EXERCISE DETAILS =>
Copy all lines below containing "this".

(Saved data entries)
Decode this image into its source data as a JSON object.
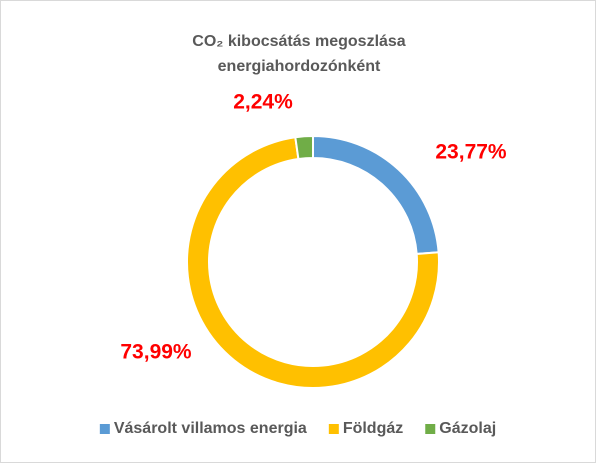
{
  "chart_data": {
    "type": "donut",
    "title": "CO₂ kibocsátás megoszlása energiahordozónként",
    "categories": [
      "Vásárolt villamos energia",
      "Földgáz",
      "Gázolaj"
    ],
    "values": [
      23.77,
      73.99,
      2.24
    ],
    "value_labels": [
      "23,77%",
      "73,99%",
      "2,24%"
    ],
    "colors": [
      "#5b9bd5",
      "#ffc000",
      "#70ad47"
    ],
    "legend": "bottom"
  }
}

==

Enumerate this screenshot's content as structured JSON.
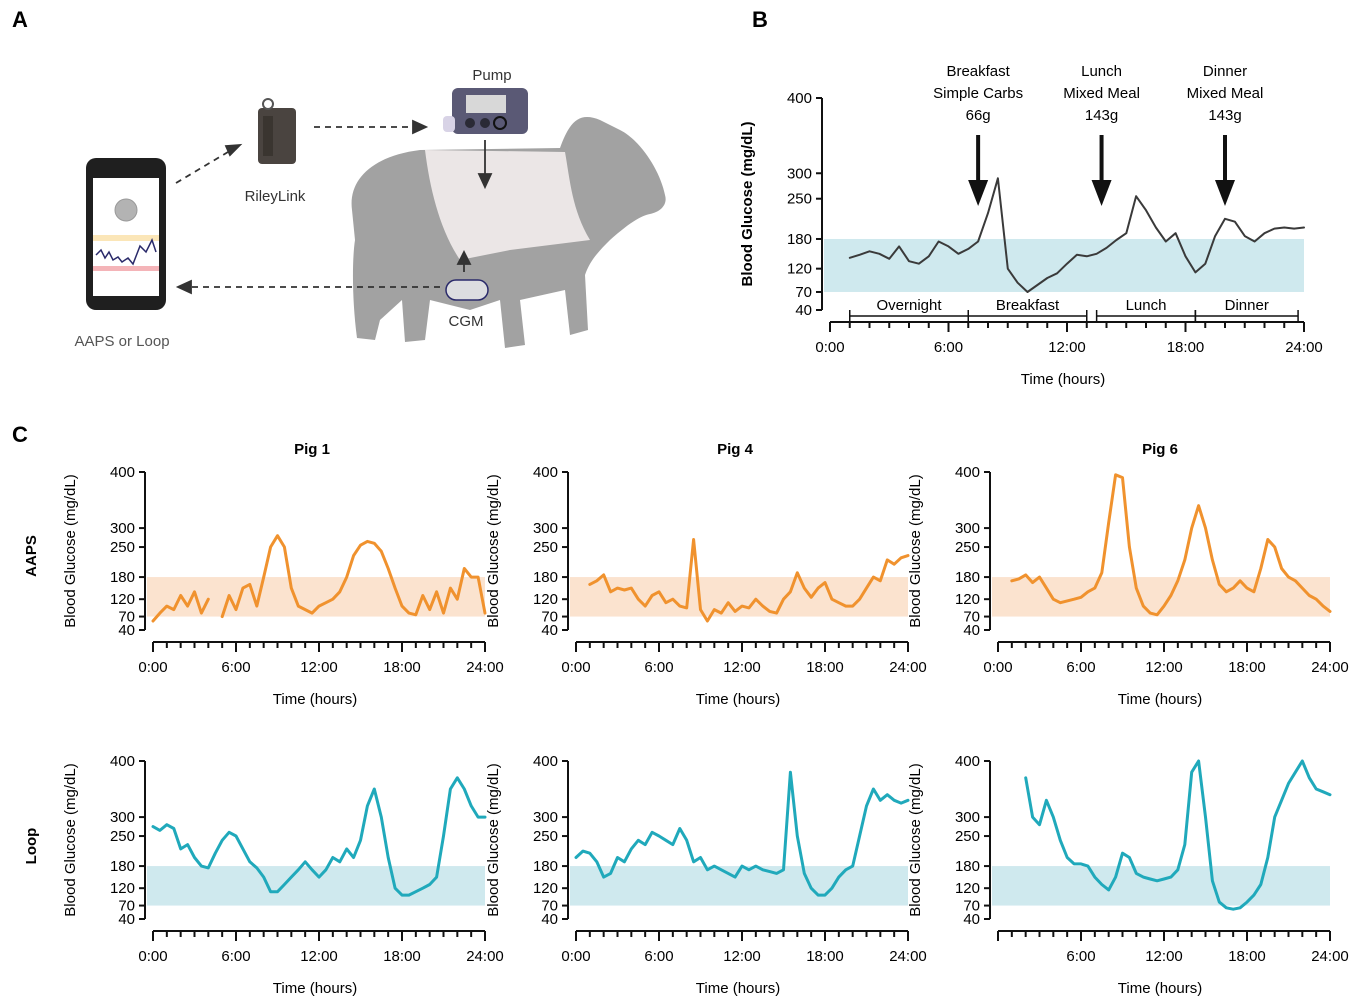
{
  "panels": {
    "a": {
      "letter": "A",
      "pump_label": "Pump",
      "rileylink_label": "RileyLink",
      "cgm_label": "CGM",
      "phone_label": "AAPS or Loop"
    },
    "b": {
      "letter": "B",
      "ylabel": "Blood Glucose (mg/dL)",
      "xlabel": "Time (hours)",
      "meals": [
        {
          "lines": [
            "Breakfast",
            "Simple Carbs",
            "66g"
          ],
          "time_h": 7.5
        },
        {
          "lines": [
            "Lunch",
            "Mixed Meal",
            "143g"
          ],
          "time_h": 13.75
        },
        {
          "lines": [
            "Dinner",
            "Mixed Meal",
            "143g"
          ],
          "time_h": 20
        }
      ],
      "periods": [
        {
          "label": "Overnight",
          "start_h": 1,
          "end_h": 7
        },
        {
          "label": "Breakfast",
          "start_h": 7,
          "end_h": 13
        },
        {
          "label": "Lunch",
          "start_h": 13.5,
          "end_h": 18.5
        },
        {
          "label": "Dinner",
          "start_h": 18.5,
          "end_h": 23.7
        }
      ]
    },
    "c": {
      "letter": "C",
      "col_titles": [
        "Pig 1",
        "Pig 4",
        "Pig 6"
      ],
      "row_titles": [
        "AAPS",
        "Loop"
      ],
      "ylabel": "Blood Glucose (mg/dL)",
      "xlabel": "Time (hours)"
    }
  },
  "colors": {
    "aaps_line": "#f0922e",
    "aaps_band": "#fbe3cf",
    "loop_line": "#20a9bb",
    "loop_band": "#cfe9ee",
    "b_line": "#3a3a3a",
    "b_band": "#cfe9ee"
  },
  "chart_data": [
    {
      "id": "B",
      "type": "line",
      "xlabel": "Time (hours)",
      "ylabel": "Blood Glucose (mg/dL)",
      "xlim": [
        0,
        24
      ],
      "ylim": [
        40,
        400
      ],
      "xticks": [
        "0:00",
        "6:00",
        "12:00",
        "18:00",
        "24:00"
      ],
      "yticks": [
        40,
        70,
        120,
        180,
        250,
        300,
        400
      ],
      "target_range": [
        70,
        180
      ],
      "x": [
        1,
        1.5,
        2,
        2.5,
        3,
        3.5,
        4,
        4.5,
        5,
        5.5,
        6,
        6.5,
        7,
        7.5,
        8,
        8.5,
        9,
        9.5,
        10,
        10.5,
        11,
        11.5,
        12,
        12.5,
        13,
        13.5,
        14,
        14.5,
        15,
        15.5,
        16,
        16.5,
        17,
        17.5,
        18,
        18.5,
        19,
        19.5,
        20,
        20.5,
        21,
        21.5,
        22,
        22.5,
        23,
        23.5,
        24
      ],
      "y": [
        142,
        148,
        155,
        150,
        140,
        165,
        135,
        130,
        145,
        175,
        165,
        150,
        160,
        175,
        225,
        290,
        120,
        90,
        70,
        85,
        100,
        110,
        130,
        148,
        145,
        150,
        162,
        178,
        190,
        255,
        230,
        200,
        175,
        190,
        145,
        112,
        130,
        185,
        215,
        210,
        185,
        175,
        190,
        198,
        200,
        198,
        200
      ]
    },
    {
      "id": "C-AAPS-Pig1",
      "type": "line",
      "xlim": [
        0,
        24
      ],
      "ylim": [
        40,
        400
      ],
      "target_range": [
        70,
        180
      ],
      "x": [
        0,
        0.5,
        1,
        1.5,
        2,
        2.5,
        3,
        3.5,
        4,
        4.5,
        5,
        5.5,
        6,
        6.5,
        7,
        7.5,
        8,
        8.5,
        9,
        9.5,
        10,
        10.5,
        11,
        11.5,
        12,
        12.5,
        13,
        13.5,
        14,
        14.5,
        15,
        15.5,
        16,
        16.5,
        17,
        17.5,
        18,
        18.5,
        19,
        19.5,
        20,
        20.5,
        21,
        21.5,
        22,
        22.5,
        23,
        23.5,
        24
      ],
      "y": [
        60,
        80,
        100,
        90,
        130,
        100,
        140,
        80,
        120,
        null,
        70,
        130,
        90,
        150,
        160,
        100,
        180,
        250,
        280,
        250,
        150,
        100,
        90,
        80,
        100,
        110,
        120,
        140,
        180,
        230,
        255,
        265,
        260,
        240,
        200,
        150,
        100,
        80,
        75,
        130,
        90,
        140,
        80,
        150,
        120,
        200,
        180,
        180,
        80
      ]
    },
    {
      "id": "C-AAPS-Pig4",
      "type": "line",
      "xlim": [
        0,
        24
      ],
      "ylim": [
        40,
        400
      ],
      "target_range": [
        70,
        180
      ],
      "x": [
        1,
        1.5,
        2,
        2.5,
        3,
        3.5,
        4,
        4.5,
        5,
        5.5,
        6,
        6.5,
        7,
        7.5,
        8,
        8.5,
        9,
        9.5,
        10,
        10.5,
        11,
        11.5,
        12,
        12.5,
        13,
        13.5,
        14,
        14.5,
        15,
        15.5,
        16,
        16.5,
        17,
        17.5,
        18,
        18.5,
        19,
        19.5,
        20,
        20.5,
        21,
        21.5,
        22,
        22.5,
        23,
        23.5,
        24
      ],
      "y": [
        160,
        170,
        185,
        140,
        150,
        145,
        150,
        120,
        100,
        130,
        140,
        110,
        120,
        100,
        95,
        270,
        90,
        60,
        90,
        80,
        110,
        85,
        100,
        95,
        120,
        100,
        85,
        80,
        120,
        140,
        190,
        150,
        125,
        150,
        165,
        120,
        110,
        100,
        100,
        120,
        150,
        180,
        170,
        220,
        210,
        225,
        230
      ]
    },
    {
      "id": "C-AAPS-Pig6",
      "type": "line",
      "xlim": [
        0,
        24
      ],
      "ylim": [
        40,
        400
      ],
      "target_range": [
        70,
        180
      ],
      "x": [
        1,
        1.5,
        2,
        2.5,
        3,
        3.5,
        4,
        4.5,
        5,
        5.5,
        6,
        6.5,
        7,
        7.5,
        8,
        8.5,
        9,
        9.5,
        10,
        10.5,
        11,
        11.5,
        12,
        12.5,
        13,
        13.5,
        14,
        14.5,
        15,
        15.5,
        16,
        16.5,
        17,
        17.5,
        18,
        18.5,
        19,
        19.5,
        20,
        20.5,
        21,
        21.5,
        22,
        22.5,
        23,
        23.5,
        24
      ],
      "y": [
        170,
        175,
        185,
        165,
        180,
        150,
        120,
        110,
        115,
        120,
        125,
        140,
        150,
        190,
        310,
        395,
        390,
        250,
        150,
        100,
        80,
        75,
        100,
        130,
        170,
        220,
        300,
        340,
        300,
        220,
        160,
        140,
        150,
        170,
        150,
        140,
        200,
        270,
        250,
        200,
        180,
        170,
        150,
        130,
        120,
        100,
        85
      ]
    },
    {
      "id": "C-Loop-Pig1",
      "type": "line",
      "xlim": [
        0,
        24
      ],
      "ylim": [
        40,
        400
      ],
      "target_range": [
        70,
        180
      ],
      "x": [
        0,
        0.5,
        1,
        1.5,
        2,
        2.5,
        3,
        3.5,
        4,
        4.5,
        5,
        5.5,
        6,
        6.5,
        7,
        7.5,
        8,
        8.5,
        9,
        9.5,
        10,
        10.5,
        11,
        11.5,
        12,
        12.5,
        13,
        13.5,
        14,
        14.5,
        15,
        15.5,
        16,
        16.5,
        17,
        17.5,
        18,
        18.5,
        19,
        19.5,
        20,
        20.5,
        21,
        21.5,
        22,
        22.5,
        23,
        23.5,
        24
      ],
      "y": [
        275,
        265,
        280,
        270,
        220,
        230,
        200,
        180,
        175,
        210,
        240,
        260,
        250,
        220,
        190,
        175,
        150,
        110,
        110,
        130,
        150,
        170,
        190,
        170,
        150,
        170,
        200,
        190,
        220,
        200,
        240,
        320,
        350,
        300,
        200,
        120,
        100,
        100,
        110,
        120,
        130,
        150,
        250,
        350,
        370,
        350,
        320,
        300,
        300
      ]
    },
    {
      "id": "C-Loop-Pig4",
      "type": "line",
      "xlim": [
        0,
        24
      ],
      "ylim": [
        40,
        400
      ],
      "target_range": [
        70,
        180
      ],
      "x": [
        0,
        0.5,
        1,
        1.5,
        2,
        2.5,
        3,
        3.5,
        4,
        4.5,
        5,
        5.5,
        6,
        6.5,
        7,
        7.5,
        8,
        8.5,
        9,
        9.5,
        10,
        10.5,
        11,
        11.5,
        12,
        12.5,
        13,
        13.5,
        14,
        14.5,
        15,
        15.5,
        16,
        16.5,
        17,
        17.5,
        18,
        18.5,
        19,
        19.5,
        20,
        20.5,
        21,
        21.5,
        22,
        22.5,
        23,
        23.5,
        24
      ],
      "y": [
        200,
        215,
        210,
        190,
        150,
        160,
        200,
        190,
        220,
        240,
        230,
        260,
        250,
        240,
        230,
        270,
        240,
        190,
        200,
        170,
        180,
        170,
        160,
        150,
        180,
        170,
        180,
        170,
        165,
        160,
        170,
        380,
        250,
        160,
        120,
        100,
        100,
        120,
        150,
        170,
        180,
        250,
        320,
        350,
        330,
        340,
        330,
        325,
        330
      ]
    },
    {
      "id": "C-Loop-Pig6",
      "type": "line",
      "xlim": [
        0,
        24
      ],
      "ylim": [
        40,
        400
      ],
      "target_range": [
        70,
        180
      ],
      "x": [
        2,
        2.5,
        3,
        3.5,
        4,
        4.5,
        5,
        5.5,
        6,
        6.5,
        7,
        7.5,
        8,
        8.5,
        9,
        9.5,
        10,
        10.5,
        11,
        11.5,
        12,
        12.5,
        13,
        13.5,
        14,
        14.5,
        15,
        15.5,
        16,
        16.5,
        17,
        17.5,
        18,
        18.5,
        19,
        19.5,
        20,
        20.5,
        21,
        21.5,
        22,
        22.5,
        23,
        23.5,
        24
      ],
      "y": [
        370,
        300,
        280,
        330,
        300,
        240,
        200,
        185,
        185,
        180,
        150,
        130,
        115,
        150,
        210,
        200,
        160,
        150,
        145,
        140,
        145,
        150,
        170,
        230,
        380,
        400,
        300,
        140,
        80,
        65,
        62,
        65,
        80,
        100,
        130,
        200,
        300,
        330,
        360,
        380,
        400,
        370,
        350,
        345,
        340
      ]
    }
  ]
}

THE COMPLETED TASK =>
Decode this image into its source data as a JSON object.
Enumerate this screenshot's content as structured JSON.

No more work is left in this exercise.